** START GIVEN RECORDS **
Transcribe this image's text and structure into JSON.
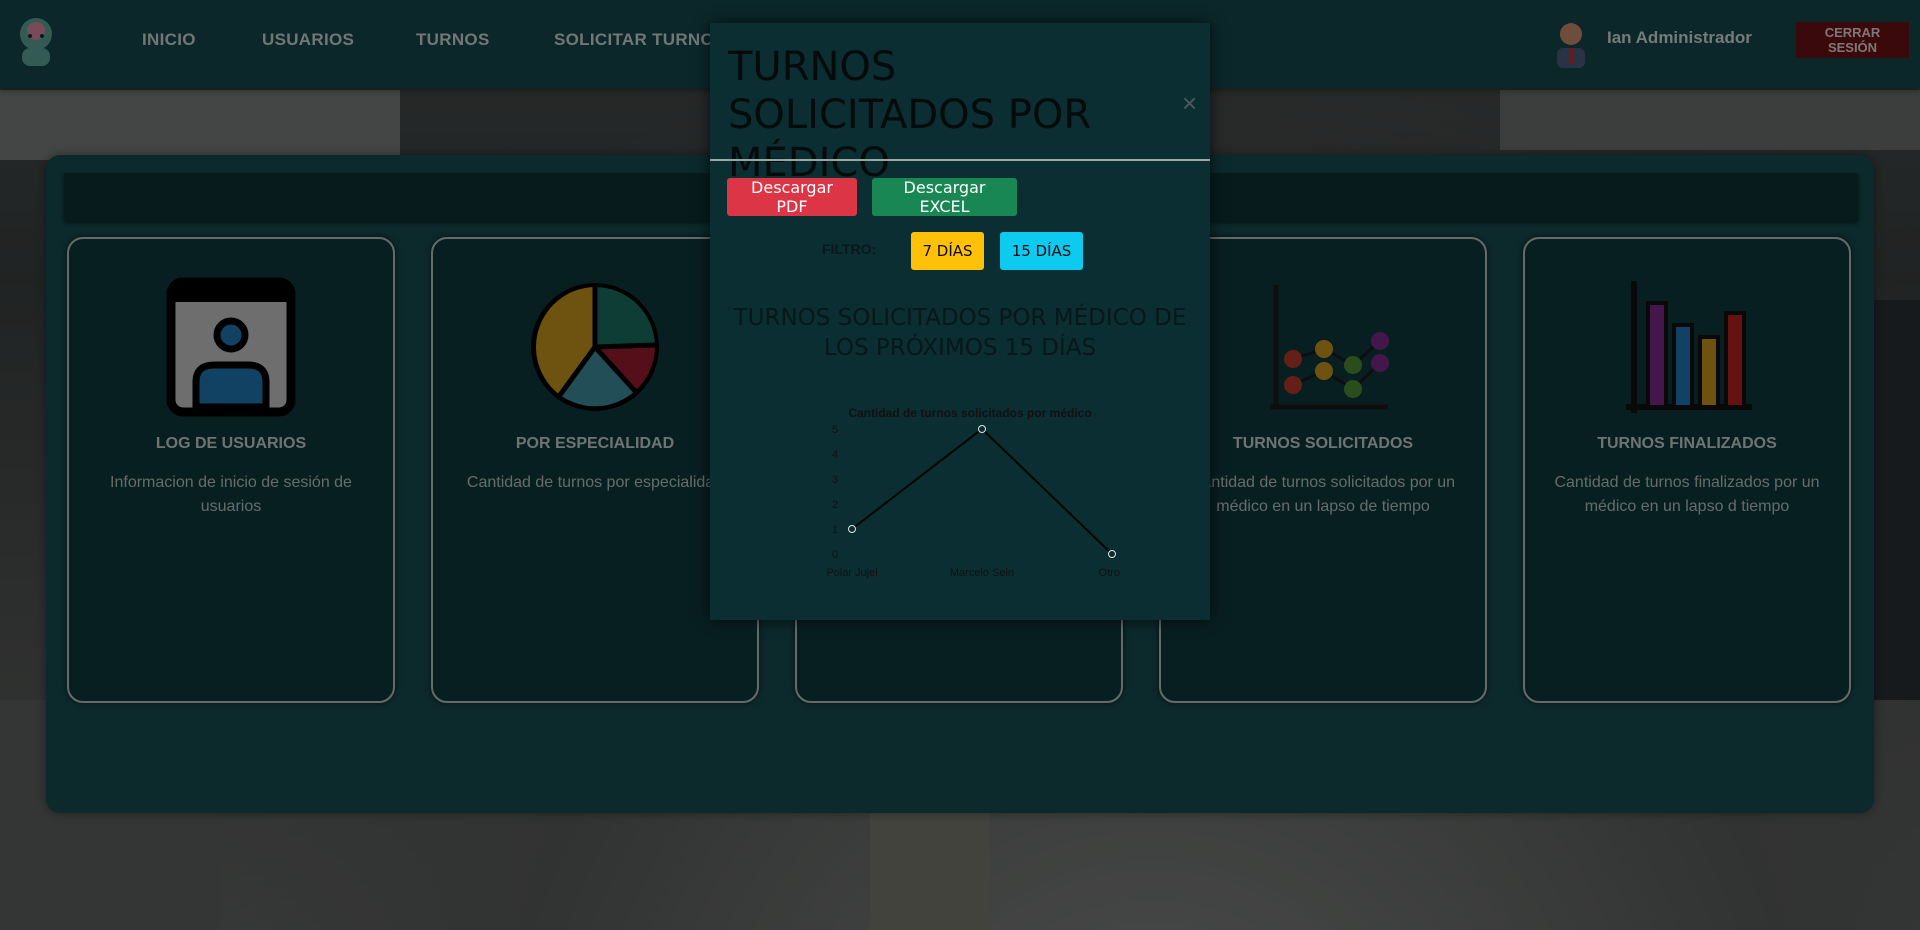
{
  "nav": {
    "items": [
      "INICIO",
      "USUARIOS",
      "TURNOS",
      "SOLICITAR TURNO"
    ],
    "user_name": "Ian Administrador",
    "logout_label": "CERRAR SESIÓN"
  },
  "cards": [
    {
      "title": "LOG DE USUARIOS",
      "desc": "Informacion de inicio de sesión de usuarios",
      "icon": "user-profile-icon"
    },
    {
      "title": "POR ESPECIALIDAD",
      "desc": "Cantidad de turnos por especialidad",
      "icon": "pie-chart-icon"
    },
    {
      "title": "",
      "desc": "",
      "icon": ""
    },
    {
      "title": "TURNOS SOLICITADOS",
      "desc": "Cantidad de turnos solicitados por un médico en un lapso de tiempo",
      "icon": "scatter-chart-icon"
    },
    {
      "title": "TURNOS FINALIZADOS",
      "desc": "Cantidad de turnos finalizados por un médico en un lapso d tiempo",
      "icon": "bar-chart-icon"
    }
  ],
  "modal": {
    "title": "TURNOS SOLICITADOS POR MÉDICO",
    "close": "×",
    "pdf_label": "Descargar PDF",
    "excel_label": "Descargar EXCEL",
    "filter_label": "FILTRO:",
    "filter_7": "7 DÍAS",
    "filter_15": "15 DÍAS",
    "chart_heading": "TURNOS SOLICITADOS POR MÉDICO DE LOS PRÓXIMOS 15 DÍAS"
  },
  "colors": {
    "navbar": "#15474d",
    "panel": "#174b4f",
    "pdf": "#dc3545",
    "excel": "#198754",
    "warning": "#ffc107",
    "info": "#0dcaf0",
    "logout": "#6a1216"
  },
  "chart_data": {
    "type": "line",
    "title": "Cantidad de turnos solicitados por médico",
    "categories": [
      "Polar Jujel",
      "Marcelo Sein",
      "Otros"
    ],
    "values": [
      1,
      5,
      0
    ],
    "ylim": [
      0,
      5
    ],
    "yticks": [
      "0",
      "1",
      "2",
      "3",
      "4",
      "5"
    ],
    "grid": false,
    "legend": "none"
  }
}
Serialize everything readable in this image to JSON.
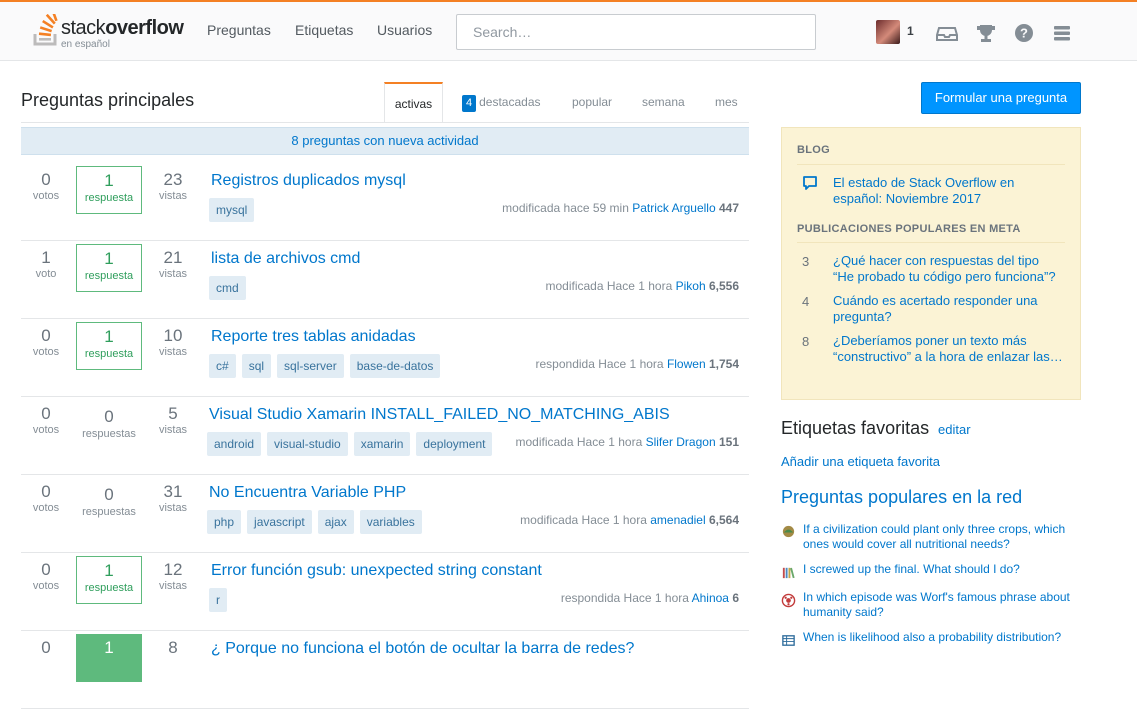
** END GIVEN RECORDS **
- **WHAT IS ASKED**
Check each line of the entries above for the word "Cantidad". List the ones that have it.

- **RESPONSE TO THE EXERCISE**
      "desc": "Cantidad de turnos por especialidad",
      "desc": "Cantidad de turnos solicitados por un médico en un lapso de tiempo",
      "desc": "Cantidad de turnos finalizados por un médico en un lapso d tiempo",
    "title": "Cantidad de turnos solicitados por médico",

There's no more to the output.